* GOAL OF THE EXERCISE
Lines that contain the string "林芝地区各县生产总值指数" are to be copied; leave out all others.
# Start of SUPPLIED DATA
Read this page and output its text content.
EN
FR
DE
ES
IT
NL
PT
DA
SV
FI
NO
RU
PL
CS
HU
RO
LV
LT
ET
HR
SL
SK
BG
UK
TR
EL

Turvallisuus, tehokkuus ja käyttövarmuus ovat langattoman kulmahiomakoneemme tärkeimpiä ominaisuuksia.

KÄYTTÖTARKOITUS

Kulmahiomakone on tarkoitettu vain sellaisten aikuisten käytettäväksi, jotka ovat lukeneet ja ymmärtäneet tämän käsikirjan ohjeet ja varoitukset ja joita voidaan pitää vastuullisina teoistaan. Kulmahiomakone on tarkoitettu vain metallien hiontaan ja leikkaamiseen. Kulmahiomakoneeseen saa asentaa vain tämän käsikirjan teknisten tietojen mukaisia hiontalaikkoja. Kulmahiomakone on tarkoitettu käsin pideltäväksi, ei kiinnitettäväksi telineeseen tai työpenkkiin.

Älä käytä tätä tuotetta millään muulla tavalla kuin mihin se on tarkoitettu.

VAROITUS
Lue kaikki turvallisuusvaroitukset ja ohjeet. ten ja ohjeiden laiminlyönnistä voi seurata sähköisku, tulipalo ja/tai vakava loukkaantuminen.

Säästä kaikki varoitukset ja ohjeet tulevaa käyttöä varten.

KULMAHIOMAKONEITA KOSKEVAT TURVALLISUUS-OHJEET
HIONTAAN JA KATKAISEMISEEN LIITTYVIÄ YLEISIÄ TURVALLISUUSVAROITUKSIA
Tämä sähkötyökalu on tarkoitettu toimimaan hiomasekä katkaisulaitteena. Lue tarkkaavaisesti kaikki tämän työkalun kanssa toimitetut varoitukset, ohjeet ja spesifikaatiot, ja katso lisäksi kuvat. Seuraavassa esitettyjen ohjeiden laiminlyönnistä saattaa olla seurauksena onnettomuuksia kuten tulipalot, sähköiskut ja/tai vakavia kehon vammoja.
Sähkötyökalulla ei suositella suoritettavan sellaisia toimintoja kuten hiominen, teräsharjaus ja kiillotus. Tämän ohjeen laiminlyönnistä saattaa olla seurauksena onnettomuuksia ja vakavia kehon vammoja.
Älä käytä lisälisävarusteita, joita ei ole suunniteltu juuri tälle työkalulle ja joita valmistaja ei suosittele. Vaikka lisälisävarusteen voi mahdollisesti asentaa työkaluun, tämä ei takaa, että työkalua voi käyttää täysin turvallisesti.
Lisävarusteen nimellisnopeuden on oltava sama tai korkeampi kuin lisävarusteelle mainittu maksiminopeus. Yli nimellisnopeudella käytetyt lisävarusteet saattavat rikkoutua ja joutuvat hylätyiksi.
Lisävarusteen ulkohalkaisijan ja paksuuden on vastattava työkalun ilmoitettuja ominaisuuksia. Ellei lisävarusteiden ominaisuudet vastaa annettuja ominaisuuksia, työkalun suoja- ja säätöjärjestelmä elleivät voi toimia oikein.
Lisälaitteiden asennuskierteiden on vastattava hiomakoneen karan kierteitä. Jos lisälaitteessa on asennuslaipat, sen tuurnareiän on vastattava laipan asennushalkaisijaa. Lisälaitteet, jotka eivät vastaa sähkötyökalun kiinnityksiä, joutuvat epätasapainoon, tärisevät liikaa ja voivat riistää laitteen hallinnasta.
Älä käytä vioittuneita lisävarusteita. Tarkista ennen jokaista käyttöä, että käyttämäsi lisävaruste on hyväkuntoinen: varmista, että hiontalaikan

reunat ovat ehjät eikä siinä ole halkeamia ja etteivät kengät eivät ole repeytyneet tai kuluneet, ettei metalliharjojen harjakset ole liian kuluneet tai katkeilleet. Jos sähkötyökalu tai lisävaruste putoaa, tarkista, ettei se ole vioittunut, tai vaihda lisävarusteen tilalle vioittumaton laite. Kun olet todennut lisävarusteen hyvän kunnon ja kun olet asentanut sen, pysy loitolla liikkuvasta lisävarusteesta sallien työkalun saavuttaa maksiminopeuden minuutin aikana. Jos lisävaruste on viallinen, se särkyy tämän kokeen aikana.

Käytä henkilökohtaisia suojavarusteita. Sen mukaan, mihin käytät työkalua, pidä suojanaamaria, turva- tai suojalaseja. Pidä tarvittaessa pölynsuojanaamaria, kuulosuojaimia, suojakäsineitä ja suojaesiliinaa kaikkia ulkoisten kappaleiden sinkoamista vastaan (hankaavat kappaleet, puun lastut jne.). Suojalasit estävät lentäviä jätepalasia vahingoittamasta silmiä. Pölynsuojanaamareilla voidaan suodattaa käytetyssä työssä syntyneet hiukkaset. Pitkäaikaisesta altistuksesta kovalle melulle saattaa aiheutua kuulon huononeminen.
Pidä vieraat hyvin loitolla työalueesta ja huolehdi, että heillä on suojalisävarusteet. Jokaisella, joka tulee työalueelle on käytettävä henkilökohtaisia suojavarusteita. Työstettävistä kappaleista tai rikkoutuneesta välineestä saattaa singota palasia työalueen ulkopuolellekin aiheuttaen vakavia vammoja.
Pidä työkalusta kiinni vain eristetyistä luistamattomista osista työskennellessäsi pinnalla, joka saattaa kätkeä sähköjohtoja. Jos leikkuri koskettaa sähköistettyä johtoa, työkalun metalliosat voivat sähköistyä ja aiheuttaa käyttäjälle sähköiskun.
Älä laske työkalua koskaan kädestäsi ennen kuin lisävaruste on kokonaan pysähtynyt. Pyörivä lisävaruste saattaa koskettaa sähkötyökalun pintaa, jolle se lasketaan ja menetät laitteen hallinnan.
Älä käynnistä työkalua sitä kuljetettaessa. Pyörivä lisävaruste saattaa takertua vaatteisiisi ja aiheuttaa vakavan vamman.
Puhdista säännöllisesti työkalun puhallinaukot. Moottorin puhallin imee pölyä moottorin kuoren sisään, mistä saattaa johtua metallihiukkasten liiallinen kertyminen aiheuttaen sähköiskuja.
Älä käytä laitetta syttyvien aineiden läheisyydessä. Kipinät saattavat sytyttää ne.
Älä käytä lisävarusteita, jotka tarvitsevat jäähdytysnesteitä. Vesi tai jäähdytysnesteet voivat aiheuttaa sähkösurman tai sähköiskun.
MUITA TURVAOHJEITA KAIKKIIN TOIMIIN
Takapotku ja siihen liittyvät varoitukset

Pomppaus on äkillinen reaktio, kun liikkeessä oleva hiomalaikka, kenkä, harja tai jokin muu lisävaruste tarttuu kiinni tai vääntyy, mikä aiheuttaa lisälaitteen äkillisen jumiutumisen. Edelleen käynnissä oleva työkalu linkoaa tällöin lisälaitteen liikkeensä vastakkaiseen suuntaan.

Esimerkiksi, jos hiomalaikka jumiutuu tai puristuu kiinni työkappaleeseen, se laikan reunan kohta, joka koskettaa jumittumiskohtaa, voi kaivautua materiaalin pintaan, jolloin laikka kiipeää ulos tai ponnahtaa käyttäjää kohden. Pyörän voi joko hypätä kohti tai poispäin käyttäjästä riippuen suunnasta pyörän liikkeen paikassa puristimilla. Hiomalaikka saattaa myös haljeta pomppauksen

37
# End of SUPPLIED DATA
# Start of SUPPLIED DATA
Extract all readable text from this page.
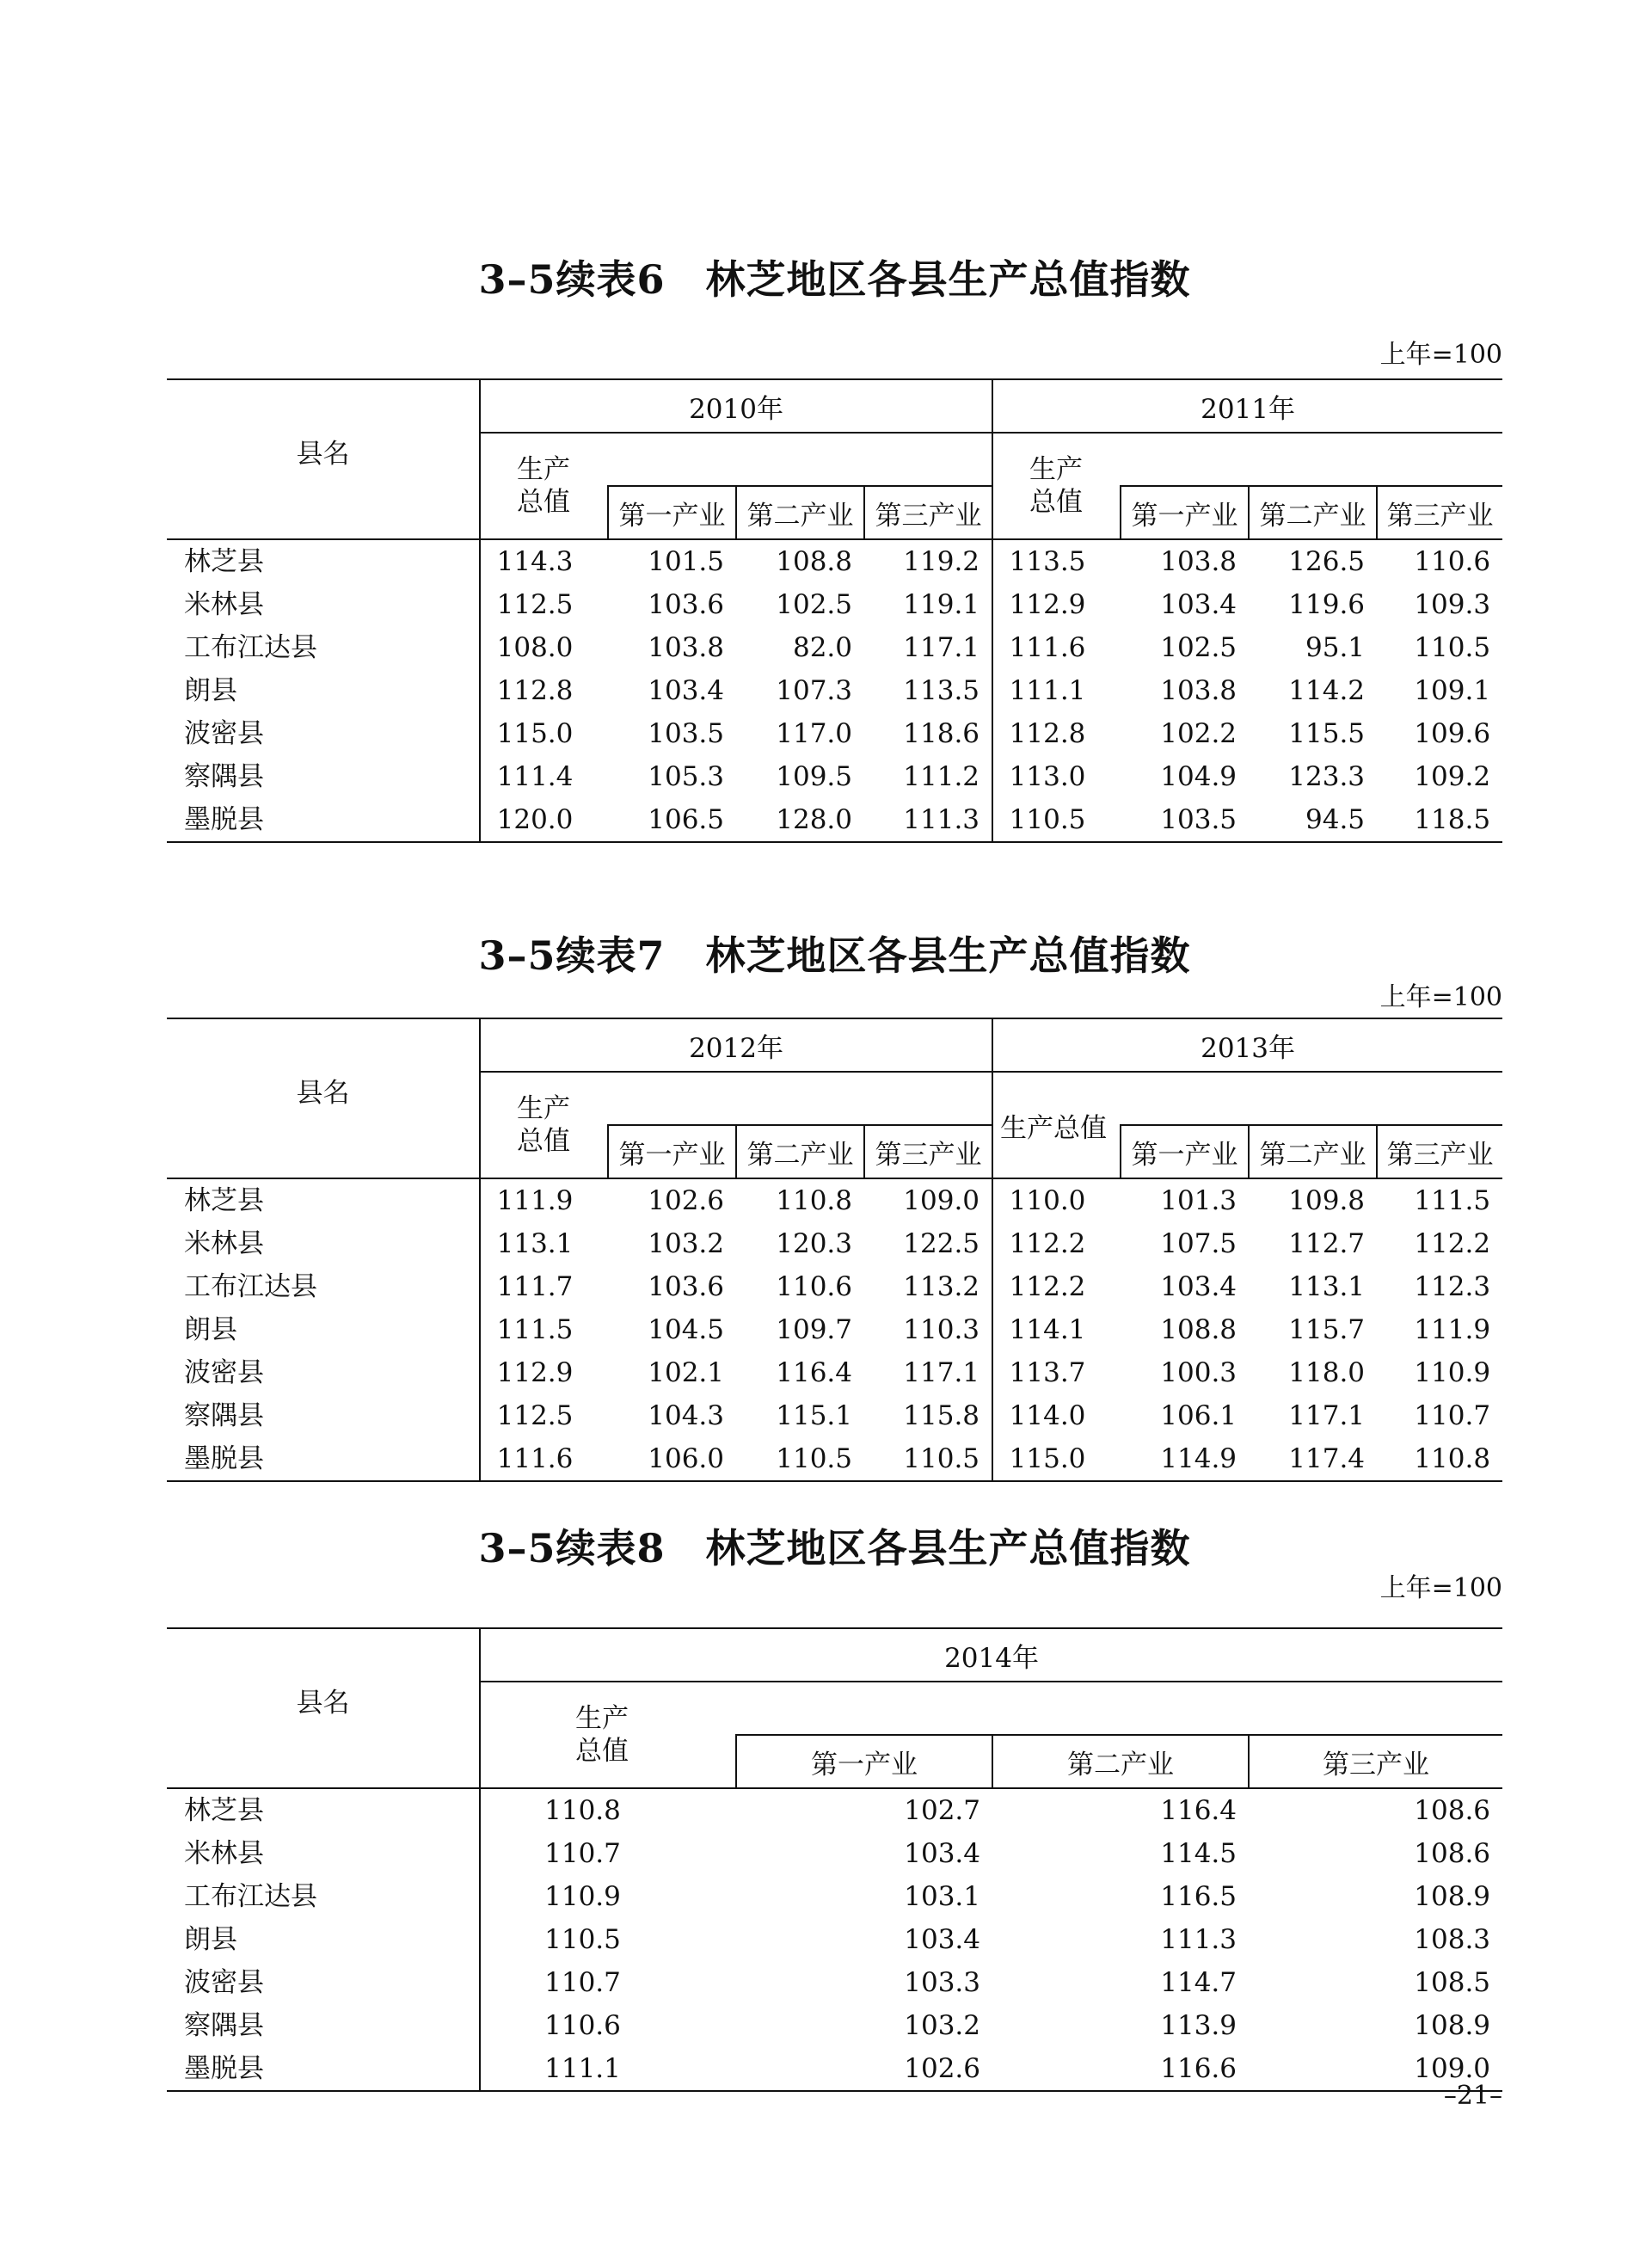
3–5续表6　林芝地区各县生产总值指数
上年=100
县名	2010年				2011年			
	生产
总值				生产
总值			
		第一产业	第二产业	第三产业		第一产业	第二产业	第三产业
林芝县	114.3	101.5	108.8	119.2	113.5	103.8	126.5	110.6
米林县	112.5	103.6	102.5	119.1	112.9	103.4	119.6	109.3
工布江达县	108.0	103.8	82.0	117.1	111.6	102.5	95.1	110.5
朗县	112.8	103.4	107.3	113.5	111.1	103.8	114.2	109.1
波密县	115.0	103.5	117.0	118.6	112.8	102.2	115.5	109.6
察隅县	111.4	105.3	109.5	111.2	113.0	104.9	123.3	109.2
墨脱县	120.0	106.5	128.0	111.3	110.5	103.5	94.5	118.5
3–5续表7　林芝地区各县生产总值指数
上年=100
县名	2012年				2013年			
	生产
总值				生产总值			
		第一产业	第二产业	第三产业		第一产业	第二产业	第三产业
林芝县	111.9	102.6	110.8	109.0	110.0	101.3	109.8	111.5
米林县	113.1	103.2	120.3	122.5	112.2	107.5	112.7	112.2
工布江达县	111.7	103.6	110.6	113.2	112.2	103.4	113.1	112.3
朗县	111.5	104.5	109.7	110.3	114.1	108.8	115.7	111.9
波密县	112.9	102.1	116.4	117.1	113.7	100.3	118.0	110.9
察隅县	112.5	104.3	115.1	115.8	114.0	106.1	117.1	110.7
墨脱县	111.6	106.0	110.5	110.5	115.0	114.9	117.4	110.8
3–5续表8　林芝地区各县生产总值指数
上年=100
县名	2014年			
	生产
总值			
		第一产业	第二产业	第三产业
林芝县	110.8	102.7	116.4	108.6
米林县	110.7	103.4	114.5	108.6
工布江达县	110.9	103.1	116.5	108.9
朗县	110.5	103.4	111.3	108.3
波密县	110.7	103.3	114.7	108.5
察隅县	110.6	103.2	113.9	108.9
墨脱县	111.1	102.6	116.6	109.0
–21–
# End of SUPPLIED DATA
* RESPONSE TO THIS EXERCISE
3–5续表6　林芝地区各县生产总值指数
3–5续表7　林芝地区各县生产总值指数
3–5续表8　林芝地区各县生产总值指数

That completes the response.